***** MATERIAL TO PROCESS *****
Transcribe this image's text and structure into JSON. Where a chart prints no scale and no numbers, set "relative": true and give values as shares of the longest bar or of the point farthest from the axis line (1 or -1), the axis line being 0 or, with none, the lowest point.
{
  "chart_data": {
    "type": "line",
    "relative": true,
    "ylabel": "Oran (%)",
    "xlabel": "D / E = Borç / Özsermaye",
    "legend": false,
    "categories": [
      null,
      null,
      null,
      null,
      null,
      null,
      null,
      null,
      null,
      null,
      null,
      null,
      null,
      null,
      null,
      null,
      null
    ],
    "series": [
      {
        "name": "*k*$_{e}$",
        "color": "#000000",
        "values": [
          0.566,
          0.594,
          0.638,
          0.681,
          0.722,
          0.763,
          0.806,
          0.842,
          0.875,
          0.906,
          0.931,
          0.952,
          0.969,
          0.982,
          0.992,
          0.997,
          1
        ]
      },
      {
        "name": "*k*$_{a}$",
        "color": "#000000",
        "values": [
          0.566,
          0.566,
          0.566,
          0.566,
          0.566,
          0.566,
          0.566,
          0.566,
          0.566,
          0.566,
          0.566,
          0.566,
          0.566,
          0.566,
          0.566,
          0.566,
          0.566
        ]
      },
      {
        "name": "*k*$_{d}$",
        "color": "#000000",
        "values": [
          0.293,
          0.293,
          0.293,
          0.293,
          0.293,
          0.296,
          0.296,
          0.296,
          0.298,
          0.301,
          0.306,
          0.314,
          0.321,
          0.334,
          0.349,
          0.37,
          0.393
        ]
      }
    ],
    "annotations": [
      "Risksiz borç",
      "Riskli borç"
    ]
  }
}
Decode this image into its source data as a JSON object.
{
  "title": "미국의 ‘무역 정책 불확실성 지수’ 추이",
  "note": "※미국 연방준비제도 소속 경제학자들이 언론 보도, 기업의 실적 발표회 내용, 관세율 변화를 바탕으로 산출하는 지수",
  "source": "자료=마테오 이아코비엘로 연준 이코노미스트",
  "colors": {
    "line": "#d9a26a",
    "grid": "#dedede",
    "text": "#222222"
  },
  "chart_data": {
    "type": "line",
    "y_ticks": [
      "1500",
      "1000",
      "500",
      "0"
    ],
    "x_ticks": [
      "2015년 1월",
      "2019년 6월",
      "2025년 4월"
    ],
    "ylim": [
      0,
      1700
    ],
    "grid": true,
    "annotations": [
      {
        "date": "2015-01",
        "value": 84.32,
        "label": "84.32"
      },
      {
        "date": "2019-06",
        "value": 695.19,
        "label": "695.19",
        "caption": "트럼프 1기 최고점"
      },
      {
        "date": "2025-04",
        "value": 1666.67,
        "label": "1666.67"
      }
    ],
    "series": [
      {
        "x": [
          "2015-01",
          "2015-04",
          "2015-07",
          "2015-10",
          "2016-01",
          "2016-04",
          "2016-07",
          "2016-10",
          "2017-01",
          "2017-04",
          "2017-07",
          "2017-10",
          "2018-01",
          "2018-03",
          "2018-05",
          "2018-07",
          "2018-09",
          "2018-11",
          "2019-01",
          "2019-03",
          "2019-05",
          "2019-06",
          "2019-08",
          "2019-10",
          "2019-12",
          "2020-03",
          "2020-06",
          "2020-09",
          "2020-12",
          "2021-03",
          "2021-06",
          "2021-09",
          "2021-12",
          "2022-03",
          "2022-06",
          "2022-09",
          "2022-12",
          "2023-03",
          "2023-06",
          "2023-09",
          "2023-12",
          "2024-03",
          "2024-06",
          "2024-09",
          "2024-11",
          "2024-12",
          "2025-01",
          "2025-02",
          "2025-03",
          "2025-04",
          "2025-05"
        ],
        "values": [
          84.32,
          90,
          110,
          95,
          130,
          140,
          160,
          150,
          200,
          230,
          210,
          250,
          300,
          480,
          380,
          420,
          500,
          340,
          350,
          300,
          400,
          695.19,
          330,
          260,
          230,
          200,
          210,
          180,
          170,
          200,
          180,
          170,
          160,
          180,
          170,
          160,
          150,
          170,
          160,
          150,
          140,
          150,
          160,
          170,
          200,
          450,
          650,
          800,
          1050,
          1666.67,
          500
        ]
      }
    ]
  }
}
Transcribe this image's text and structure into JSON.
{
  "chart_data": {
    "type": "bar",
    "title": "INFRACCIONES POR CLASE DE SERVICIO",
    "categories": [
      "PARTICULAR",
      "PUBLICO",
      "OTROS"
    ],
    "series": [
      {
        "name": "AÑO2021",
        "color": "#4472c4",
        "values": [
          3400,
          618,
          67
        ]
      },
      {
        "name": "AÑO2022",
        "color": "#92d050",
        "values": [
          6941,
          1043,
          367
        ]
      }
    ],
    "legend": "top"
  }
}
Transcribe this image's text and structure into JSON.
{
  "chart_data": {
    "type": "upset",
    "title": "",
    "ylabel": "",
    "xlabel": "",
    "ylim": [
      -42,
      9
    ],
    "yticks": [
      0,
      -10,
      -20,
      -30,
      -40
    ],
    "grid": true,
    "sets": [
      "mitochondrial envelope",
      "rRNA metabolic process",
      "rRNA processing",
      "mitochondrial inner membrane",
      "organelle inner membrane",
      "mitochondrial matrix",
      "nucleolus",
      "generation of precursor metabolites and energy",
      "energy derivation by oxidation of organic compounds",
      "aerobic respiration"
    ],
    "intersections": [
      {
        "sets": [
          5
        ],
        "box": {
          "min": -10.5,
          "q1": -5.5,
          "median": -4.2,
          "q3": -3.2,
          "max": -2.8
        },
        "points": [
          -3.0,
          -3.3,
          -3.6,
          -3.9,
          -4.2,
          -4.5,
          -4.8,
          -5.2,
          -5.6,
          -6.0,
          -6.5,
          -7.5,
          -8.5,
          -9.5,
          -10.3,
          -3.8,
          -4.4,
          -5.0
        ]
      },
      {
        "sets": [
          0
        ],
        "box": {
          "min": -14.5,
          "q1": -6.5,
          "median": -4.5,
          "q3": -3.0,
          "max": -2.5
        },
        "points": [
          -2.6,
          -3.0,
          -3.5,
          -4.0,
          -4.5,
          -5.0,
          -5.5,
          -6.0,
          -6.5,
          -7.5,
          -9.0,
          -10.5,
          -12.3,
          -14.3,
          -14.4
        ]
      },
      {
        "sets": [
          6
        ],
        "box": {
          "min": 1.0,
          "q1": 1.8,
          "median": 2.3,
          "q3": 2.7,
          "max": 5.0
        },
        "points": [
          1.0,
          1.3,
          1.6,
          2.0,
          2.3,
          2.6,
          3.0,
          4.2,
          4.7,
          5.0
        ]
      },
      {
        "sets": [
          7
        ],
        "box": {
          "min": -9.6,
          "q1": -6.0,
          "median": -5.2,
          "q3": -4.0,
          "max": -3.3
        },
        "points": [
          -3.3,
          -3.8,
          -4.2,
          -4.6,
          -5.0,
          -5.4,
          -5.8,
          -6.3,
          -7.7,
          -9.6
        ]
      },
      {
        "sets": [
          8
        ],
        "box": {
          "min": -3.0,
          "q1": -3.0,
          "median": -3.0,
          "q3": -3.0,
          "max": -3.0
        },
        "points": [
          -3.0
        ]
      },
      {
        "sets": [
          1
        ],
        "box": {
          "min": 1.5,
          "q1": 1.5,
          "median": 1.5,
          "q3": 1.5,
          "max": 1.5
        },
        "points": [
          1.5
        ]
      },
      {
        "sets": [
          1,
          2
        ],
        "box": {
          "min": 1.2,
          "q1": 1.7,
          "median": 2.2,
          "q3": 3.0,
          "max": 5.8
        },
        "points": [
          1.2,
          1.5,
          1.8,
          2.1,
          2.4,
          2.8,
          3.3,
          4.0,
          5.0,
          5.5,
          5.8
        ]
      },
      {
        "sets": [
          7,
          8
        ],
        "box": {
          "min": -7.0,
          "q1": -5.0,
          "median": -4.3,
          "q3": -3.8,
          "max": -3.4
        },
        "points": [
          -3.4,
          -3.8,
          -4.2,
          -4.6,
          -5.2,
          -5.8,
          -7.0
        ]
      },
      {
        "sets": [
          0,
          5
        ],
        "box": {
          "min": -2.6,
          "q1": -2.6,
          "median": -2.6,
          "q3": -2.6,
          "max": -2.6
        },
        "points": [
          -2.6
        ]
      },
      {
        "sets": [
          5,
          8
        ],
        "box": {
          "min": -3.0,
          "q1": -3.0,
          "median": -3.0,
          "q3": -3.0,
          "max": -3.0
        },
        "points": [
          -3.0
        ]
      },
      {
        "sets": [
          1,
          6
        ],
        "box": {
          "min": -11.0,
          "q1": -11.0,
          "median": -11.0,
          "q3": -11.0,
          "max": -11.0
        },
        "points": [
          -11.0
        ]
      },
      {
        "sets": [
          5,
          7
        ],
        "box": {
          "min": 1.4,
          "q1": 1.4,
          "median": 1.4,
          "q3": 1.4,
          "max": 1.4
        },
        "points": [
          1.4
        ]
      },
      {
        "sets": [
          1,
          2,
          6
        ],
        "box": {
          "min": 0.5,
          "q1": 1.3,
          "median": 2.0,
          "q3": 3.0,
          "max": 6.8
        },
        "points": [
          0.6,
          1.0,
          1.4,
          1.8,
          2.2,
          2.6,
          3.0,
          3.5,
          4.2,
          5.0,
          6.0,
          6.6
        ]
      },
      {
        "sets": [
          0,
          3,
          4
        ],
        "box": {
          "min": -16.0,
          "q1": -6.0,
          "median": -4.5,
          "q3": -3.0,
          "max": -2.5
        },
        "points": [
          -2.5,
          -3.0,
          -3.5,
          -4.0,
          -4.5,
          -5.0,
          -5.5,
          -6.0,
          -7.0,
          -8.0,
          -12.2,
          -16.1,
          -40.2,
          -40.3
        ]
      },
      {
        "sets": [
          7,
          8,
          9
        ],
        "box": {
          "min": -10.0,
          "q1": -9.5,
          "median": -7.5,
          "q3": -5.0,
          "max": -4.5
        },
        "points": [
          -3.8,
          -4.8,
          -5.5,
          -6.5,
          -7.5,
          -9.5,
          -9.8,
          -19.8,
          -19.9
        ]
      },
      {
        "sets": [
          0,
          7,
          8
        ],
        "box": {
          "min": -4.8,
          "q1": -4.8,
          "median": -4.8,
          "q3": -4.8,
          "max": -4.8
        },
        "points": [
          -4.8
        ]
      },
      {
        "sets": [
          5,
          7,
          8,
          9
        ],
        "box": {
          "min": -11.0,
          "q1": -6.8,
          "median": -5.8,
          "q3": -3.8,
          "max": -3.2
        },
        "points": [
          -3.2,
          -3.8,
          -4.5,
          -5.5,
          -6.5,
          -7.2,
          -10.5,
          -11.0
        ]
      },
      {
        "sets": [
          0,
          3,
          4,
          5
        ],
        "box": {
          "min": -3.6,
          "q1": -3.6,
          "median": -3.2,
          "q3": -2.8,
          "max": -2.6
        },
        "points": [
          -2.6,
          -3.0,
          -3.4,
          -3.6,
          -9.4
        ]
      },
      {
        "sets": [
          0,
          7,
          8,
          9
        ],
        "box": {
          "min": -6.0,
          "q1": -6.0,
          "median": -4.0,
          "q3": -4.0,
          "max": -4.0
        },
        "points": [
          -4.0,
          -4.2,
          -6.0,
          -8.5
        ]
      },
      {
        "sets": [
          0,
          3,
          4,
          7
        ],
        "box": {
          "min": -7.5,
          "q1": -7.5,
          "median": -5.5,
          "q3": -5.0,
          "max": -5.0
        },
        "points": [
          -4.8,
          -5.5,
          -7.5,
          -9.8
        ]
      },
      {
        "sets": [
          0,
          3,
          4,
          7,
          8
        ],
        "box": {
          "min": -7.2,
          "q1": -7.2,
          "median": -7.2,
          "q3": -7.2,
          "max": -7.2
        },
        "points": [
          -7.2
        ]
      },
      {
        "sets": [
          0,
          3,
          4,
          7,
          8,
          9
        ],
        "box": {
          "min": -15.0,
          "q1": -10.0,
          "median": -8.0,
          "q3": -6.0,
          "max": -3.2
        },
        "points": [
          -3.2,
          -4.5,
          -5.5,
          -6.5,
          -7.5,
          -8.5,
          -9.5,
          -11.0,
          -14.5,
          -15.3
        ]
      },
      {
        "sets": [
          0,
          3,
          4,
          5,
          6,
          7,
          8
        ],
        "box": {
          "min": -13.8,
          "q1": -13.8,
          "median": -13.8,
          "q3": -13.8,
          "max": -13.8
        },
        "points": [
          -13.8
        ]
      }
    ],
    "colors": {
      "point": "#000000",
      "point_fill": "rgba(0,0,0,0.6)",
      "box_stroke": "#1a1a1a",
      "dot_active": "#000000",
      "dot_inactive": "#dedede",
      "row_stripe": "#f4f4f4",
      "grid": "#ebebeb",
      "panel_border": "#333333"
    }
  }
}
*****
**PROBLEM TO WORK ON**. List each line in the listing that contains the string "JSON".

**TASK OUTPUT**.
Transcribe this image's text and structure into JSON. Where a chart prints no scale and no numbers, set "relative": true and give values as shares of the longest bar or of the point farthest from the axis line (1 or -1), the axis line being 0 or, with none, the lowest point.
Decode this image into its source data as a JSON object.
Transcribe this image's text and structure into JSON.
Transcribe this image's text and structure into JSON.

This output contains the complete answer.